Which lines hold the word "Supply"? Copy each of them from the material.

Data lines:
---

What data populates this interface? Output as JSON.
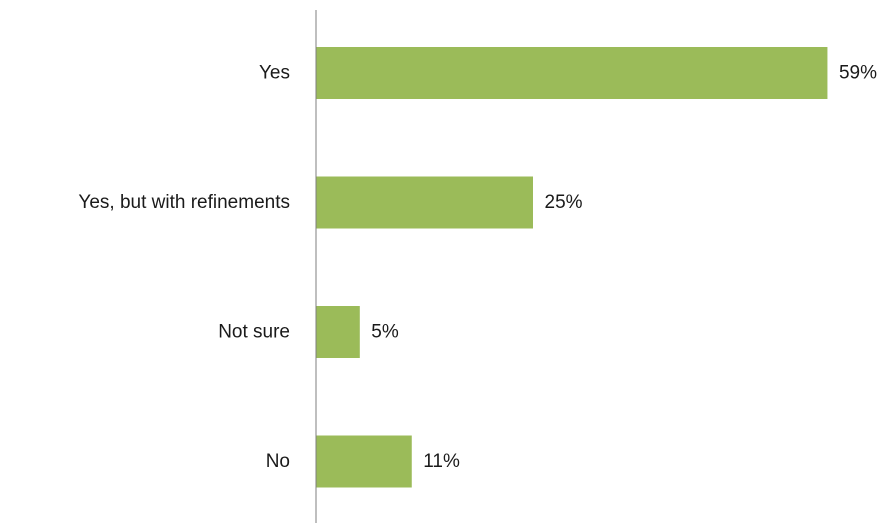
{
  "chart_data": {
    "type": "bar",
    "orientation": "horizontal",
    "categories": [
      "Yes",
      "Yes, but with refinements",
      "Not sure",
      "No"
    ],
    "values": [
      59,
      25,
      5,
      11
    ],
    "value_labels": [
      "59%",
      "25%",
      "5%",
      "11%"
    ],
    "unit": "%",
    "xlim": [
      0,
      60
    ],
    "grid": false,
    "legend": "none",
    "bar_color": "#9BBB59",
    "axis_color": "#7F7F7F",
    "text_color": "#1a1a1a"
  }
}
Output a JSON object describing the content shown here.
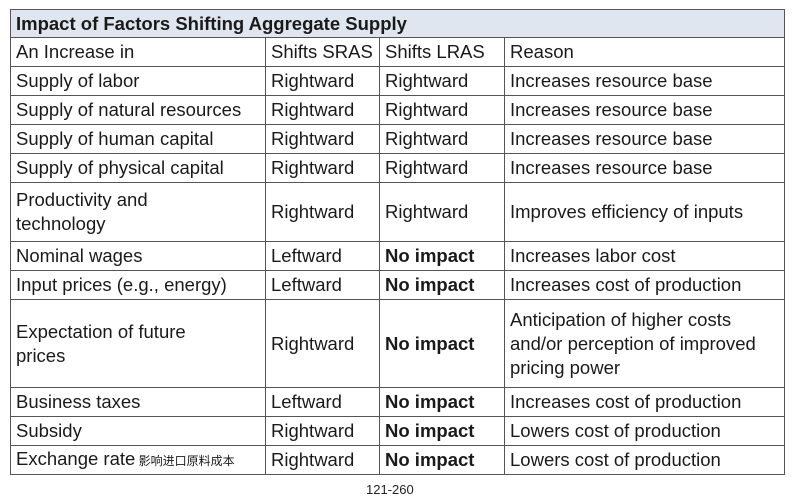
{
  "table": {
    "title": "Impact of Factors Shifting Aggregate Supply",
    "header": [
      "An Increase in",
      "Shifts SRAS",
      "Shifts LRAS",
      "Reason"
    ],
    "rows": [
      [
        "Supply of labor",
        "Rightward",
        "Rightward",
        "Increases resource base"
      ],
      [
        "Supply of natural resources",
        "Rightward",
        "Rightward",
        "Increases resource base"
      ],
      [
        "Supply of human capital",
        "Rightward",
        "Rightward",
        "Increases resource base"
      ],
      [
        "Supply of physical capital",
        "Rightward",
        "Rightward",
        "Increases resource base"
      ],
      [
        "Productivity and technology",
        "Rightward",
        "Rightward",
        "Improves efficiency of inputs"
      ],
      [
        "Nominal wages",
        "Leftward",
        "No impact",
        "Increases labor cost"
      ],
      [
        "Input prices (e.g., energy)",
        "Leftward",
        "No impact",
        "Increases cost of production"
      ],
      [
        "Expectation of future prices",
        "Rightward",
        "No impact",
        "Anticipation of higher costs and/or perception of improved pricing power"
      ],
      [
        "Business taxes",
        "Leftward",
        "No impact",
        "Increases cost of production"
      ],
      [
        "Subsidy",
        "Rightward",
        "No impact",
        "Lowers cost of production"
      ],
      [
        "Exchange rate",
        "Rightward",
        "No impact",
        "Lowers cost of production"
      ]
    ],
    "exchange_note": "影响进口原料成本"
  },
  "footer": {
    "page": "121-260"
  }
}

---

Solved problem:
    "title": "Impact of Factors Shifting Aggregate Supply",
        "Supply of labor",
        "Supply of natural resources",
        "Supply of human capital",
        "Supply of physical capital",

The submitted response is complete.